*Entries drawn from a collection:*
▶

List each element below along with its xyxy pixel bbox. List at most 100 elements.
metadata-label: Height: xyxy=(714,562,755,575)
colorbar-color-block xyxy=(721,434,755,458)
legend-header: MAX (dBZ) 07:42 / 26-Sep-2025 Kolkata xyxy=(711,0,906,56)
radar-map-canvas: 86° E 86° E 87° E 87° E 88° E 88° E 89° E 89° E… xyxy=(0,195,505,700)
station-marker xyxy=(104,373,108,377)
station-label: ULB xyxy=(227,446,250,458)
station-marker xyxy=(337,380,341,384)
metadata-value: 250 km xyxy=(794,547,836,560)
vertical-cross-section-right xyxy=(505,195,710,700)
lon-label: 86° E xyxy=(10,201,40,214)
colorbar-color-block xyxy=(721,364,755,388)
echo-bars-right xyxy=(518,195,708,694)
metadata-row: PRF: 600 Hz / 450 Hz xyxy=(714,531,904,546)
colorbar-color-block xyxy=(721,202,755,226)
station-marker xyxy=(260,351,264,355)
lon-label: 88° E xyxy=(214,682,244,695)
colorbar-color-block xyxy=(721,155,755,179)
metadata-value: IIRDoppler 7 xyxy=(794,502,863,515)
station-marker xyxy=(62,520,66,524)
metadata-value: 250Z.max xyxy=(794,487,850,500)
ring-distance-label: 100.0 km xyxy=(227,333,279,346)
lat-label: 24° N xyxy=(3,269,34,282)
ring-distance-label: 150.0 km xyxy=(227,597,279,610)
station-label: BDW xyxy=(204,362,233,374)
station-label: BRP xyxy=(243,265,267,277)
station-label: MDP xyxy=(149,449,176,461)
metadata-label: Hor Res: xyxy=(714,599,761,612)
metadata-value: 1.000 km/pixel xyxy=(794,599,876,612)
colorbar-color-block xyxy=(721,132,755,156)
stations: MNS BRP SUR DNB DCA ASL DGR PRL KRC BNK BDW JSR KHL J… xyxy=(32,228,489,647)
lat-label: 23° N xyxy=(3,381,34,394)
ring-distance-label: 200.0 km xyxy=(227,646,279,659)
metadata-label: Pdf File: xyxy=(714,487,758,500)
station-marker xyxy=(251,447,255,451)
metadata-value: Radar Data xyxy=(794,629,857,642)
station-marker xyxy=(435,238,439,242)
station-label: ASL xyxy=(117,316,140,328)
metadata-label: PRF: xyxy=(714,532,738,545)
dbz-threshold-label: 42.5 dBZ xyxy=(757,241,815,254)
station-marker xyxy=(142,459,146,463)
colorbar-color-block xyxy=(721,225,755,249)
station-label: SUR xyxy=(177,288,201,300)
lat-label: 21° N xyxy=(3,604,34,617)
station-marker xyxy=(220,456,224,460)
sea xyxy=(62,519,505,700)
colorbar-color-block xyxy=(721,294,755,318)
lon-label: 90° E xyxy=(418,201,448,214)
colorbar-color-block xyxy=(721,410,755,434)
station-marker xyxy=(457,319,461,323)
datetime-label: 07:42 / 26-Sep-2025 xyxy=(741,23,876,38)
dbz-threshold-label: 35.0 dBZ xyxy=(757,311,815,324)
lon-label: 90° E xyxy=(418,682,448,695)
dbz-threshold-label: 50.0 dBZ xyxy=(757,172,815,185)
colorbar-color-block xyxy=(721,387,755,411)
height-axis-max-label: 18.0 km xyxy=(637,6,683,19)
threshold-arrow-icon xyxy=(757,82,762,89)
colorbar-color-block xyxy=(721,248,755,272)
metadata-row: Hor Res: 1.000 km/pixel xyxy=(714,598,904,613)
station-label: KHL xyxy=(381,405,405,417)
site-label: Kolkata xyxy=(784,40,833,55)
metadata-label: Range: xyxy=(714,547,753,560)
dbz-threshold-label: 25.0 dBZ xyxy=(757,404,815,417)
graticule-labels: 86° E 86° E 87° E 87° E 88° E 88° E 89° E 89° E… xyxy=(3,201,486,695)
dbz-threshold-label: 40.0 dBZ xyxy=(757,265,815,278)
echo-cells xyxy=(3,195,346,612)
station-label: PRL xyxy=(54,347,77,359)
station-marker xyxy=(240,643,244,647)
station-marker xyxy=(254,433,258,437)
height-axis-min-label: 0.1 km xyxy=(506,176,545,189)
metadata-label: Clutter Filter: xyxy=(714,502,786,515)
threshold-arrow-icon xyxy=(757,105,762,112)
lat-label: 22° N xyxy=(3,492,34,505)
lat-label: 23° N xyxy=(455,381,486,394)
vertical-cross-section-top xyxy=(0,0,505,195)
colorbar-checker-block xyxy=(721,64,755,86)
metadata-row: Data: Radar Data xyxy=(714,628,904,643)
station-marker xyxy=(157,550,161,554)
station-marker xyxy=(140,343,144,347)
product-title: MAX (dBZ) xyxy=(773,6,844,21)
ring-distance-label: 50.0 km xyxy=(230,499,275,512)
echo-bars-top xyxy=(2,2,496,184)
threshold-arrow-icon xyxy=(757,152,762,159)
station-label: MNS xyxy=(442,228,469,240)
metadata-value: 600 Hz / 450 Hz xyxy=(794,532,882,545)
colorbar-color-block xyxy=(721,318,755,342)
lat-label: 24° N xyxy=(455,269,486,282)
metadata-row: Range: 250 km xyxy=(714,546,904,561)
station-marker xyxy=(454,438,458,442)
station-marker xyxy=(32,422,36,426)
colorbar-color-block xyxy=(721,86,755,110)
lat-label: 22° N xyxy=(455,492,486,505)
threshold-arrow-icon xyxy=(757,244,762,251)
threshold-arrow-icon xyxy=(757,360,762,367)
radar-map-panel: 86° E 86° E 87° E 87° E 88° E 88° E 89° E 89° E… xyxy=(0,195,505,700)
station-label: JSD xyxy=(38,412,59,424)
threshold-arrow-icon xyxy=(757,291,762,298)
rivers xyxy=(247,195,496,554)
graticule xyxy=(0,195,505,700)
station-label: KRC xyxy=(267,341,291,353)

◀

*TASK TO CARRY OUT:* Find every line in the records above that contains the string "distance", treating uppercase and lowercase as different, and copy each of those lines out.

*RESULT BELOW:*
ring-distance-label: 100.0 km xyxy=(227,333,279,346)
ring-distance-label: 150.0 km xyxy=(227,597,279,610)
ring-distance-label: 200.0 km xyxy=(227,646,279,659)
ring-distance-label: 50.0 km xyxy=(230,499,275,512)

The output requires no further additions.